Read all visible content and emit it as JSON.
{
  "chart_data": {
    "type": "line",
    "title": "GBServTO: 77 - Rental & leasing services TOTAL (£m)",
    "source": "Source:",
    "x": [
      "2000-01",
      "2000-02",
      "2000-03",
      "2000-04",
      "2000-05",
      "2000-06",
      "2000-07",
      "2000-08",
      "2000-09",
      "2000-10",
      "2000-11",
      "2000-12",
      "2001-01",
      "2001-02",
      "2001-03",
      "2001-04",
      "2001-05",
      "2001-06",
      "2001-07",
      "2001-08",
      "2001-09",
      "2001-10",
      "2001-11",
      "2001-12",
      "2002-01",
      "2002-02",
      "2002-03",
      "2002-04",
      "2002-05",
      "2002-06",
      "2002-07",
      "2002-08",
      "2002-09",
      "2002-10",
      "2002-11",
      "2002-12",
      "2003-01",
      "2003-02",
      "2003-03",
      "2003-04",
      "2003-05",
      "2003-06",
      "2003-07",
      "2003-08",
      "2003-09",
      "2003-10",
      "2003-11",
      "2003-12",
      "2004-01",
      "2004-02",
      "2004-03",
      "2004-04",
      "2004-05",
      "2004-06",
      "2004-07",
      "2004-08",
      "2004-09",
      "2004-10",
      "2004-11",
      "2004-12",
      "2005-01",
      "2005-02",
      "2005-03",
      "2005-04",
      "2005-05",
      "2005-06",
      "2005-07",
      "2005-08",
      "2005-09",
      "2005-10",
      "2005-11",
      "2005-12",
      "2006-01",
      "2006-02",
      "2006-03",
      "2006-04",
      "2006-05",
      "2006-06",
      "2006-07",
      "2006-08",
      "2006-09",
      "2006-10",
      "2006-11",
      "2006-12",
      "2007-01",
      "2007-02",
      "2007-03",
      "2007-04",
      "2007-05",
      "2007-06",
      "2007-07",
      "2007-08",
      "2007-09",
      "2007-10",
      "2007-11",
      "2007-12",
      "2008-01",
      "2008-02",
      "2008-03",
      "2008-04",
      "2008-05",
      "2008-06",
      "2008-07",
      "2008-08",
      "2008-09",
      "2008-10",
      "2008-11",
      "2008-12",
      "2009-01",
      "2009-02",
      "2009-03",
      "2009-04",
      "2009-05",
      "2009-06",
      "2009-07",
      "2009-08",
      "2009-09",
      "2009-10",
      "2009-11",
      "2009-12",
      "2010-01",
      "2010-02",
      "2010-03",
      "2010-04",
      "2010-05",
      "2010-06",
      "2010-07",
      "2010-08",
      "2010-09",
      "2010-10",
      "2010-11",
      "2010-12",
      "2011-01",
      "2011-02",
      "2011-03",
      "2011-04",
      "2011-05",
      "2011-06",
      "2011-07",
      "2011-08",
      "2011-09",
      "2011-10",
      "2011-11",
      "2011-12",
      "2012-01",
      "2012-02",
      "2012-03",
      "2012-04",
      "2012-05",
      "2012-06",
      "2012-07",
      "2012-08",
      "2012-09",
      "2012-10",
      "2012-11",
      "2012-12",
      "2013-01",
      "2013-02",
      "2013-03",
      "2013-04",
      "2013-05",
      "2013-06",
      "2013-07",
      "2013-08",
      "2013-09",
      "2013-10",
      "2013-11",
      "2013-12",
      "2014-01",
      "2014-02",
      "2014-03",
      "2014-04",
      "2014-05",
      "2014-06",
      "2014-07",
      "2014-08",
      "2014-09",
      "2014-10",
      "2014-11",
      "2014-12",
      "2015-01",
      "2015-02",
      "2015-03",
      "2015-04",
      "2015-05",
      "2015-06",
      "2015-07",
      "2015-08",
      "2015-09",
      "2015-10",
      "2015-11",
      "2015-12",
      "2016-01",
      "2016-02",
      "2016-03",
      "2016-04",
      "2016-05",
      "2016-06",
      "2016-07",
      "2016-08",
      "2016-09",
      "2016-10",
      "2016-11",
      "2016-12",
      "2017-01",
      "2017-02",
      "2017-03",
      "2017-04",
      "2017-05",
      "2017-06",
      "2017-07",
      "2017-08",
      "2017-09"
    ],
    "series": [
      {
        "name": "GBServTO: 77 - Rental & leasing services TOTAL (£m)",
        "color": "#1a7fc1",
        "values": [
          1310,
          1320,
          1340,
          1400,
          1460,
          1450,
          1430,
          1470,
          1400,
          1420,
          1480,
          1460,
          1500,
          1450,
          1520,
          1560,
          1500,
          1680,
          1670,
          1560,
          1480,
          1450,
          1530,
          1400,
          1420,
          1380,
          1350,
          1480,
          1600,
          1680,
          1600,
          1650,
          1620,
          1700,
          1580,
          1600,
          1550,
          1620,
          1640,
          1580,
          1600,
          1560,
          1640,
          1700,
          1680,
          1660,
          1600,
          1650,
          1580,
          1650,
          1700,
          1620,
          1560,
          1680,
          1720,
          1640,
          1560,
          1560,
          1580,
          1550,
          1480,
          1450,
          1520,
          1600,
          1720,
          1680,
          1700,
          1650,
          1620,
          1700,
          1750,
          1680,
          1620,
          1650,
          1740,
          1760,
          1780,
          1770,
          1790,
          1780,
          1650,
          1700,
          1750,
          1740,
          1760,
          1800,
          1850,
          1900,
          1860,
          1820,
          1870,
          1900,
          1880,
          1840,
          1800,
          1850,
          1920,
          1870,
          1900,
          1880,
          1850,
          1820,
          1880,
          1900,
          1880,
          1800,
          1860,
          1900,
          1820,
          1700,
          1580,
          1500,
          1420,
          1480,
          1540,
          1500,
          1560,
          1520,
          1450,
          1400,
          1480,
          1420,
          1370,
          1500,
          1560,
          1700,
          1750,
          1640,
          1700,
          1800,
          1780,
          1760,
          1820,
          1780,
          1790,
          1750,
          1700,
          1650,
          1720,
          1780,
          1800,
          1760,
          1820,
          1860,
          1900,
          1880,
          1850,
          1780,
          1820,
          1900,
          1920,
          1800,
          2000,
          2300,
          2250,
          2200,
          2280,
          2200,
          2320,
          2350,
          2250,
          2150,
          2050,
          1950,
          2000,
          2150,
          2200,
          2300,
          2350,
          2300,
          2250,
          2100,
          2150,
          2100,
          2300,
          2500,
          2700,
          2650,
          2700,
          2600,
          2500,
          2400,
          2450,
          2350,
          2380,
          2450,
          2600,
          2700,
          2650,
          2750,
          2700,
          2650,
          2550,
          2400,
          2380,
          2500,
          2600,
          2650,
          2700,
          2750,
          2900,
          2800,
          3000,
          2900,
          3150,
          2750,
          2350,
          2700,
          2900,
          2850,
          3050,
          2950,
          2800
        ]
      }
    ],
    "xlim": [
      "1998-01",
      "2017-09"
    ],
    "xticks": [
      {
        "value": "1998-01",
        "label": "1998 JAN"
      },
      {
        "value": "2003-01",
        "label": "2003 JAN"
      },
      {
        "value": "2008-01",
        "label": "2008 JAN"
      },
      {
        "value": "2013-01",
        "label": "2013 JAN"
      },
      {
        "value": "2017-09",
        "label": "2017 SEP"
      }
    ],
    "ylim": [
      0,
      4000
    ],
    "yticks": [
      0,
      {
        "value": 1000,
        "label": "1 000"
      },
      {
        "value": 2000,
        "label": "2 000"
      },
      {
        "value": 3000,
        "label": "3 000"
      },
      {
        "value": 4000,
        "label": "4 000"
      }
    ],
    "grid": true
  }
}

****

◆ **Problem**
Repeat each record in full; every line must match exactly.

◆ **Correct result**
Read all visible content and emit it as JSON.
{
  "chart_data": {
    "type": "line",
    "title": "GBServTO: 77 - Rental & leasing services TOTAL (£m)",
    "source": "Source:",
    "x": [
      "2000-01",
      "2000-02",
      "2000-03",
      "2000-04",
      "2000-05",
      "2000-06",
      "2000-07",
      "2000-08",
      "2000-09",
      "2000-10",
      "2000-11",
      "2000-12",
      "2001-01",
      "2001-02",
      "2001-03",
      "2001-04",
      "2001-05",
      "2001-06",
      "2001-07",
      "2001-08",
      "2001-09",
      "2001-10",
      "2001-11",
      "2001-12",
      "2002-01",
      "2002-02",
      "2002-03",
      "2002-04",
      "2002-05",
      "2002-06",
      "2002-07",
      "2002-08",
      "2002-09",
      "2002-10",
      "2002-11",
      "2002-12",
      "2003-01",
      "2003-02",
      "2003-03",
      "2003-04",
      "2003-05",
      "2003-06",
      "2003-07",
      "2003-08",
      "2003-09",
      "2003-10",
      "2003-11",
      "2003-12",
      "2004-01",
      "2004-02",
      "2004-03",
      "2004-04",
      "2004-05",
      "2004-06",
      "2004-07",
      "2004-08",
      "2004-09",
      "2004-10",
      "2004-11",
      "2004-12",
      "2005-01",
      "2005-02",
      "2005-03",
      "2005-04",
      "2005-05",
      "2005-06",
      "2005-07",
      "2005-08",
      "2005-09",
      "2005-10",
      "2005-11",
      "2005-12",
      "2006-01",
      "2006-02",
      "2006-03",
      "2006-04",
      "2006-05",
      "2006-06",
      "2006-07",
      "2006-08",
      "2006-09",
      "2006-10",
      "2006-11",
      "2006-12",
      "2007-01",
      "2007-02",
      "2007-03",
      "2007-04",
      "2007-05",
      "2007-06",
      "2007-07",
      "2007-08",
      "2007-09",
      "2007-10",
      "2007-11",
      "2007-12",
      "2008-01",
      "2008-02",
      "2008-03",
      "2008-04",
      "2008-05",
      "2008-06",
      "2008-07",
      "2008-08",
      "2008-09",
      "2008-10",
      "2008-11",
      "2008-12",
      "2009-01",
      "2009-02",
      "2009-03",
      "2009-04",
      "2009-05",
      "2009-06",
      "2009-07",
      "2009-08",
      "2009-09",
      "2009-10",
      "2009-11",
      "2009-12",
      "2010-01",
      "2010-02",
      "2010-03",
      "2010-04",
      "2010-05",
      "2010-06",
      "2010-07",
      "2010-08",
      "2010-09",
      "2010-10",
      "2010-11",
      "2010-12",
      "2011-01",
      "2011-02",
      "2011-03",
      "2011-04",
      "2011-05",
      "2011-06",
      "2011-07",
      "2011-08",
      "2011-09",
      "2011-10",
      "2011-11",
      "2011-12",
      "2012-01",
      "2012-02",
      "2012-03",
      "2012-04",
      "2012-05",
      "2012-06",
      "2012-07",
      "2012-08",
      "2012-09",
      "2012-10",
      "2012-11",
      "2012-12",
      "2013-01",
      "2013-02",
      "2013-03",
      "2013-04",
      "2013-05",
      "2013-06",
      "2013-07",
      "2013-08",
      "2013-09",
      "2013-10",
      "2013-11",
      "2013-12",
      "2014-01",
      "2014-02",
      "2014-03",
      "2014-04",
      "2014-05",
      "2014-06",
      "2014-07",
      "2014-08",
      "2014-09",
      "2014-10",
      "2014-11",
      "2014-12",
      "2015-01",
      "2015-02",
      "2015-03",
      "2015-04",
      "2015-05",
      "2015-06",
      "2015-07",
      "2015-08",
      "2015-09",
      "2015-10",
      "2015-11",
      "2015-12",
      "2016-01",
      "2016-02",
      "2016-03",
      "2016-04",
      "2016-05",
      "2016-06",
      "2016-07",
      "2016-08",
      "2016-09",
      "2016-10",
      "2016-11",
      "2016-12",
      "2017-01",
      "2017-02",
      "2017-03",
      "2017-04",
      "2017-05",
      "2017-06",
      "2017-07",
      "2017-08",
      "2017-09"
    ],
    "series": [
      {
        "name": "GBServTO: 77 - Rental & leasing services TOTAL (£m)",
        "color": "#1a7fc1",
        "values": [
          1310,
          1320,
          1340,
          1400,
          1460,
          1450,
          1430,
          1470,
          1400,
          1420,
          1480,
          1460,
          1500,
          1450,
          1520,
          1560,
          1500,
          1680,
          1670,
          1560,
          1480,
          1450,
          1530,
          1400,
          1420,
          1380,
          1350,
          1480,
          1600,
          1680,
          1600,
          1650,
          1620,
          1700,
          1580,
          1600,
          1550,
          1620,
          1640,
          1580,
          1600,
          1560,
          1640,
          1700,
          1680,
          1660,
          1600,
          1650,
          1580,
          1650,
          1700,
          1620,
          1560,
          1680,
          1720,
          1640,
          1560,
          1560,
          1580,
          1550,
          1480,
          1450,
          1520,
          1600,
          1720,
          1680,
          1700,
          1650,
          1620,
          1700,
          1750,
          1680,
          1620,
          1650,
          1740,
          1760,
          1780,
          1770,
          1790,
          1780,
          1650,
          1700,
          1750,
          1740,
          1760,
          1800,
          1850,
          1900,
          1860,
          1820,
          1870,
          1900,
          1880,
          1840,
          1800,
          1850,
          1920,
          1870,
          1900,
          1880,
          1850,
          1820,
          1880,
          1900,
          1880,
          1800,
          1860,
          1900,
          1820,
          1700,
          1580,
          1500,
          1420,
          1480,
          1540,
          1500,
          1560,
          1520,
          1450,
          1400,
          1480,
          1420,
          1370,
          1500,
          1560,
          1700,
          1750,
          1640,
          1700,
          1800,
          1780,
          1760,
          1820,
          1780,
          1790,
          1750,
          1700,
          1650,
          1720,
          1780,
          1800,
          1760,
          1820,
          1860,
          1900,
          1880,
          1850,
          1780,
          1820,
          1900,
          1920,
          1800,
          2000,
          2300,
          2250,
          2200,
          2280,
          2200,
          2320,
          2350,
          2250,
          2150,
          2050,
          1950,
          2000,
          2150,
          2200,
          2300,
          2350,
          2300,
          2250,
          2100,
          2150,
          2100,
          2300,
          2500,
          2700,
          2650,
          2700,
          2600,
          2500,
          2400,
          2450,
          2350,
          2380,
          2450,
          2600,
          2700,
          2650,
          2750,
          2700,
          2650,
          2550,
          2400,
          2380,
          2500,
          2600,
          2650,
          2700,
          2750,
          2900,
          2800,
          3000,
          2900,
          3150,
          2750,
          2350,
          2700,
          2900,
          2850,
          3050,
          2950,
          2800
        ]
      }
    ],
    "xlim": [
      "1998-01",
      "2017-09"
    ],
    "xticks": [
      {
        "value": "1998-01",
        "label": "1998 JAN"
      },
      {
        "value": "2003-01",
        "label": "2003 JAN"
      },
      {
        "value": "2008-01",
        "label": "2008 JAN"
      },
      {
        "value": "2013-01",
        "label": "2013 JAN"
      },
      {
        "value": "2017-09",
        "label": "2017 SEP"
      }
    ],
    "ylim": [
      0,
      4000
    ],
    "yticks": [
      0,
      {
        "value": 1000,
        "label": "1 000"
      },
      {
        "value": 2000,
        "label": "2 000"
      },
      {
        "value": 3000,
        "label": "3 000"
      },
      {
        "value": 4000,
        "label": "4 000"
      }
    ],
    "grid": true
  }
}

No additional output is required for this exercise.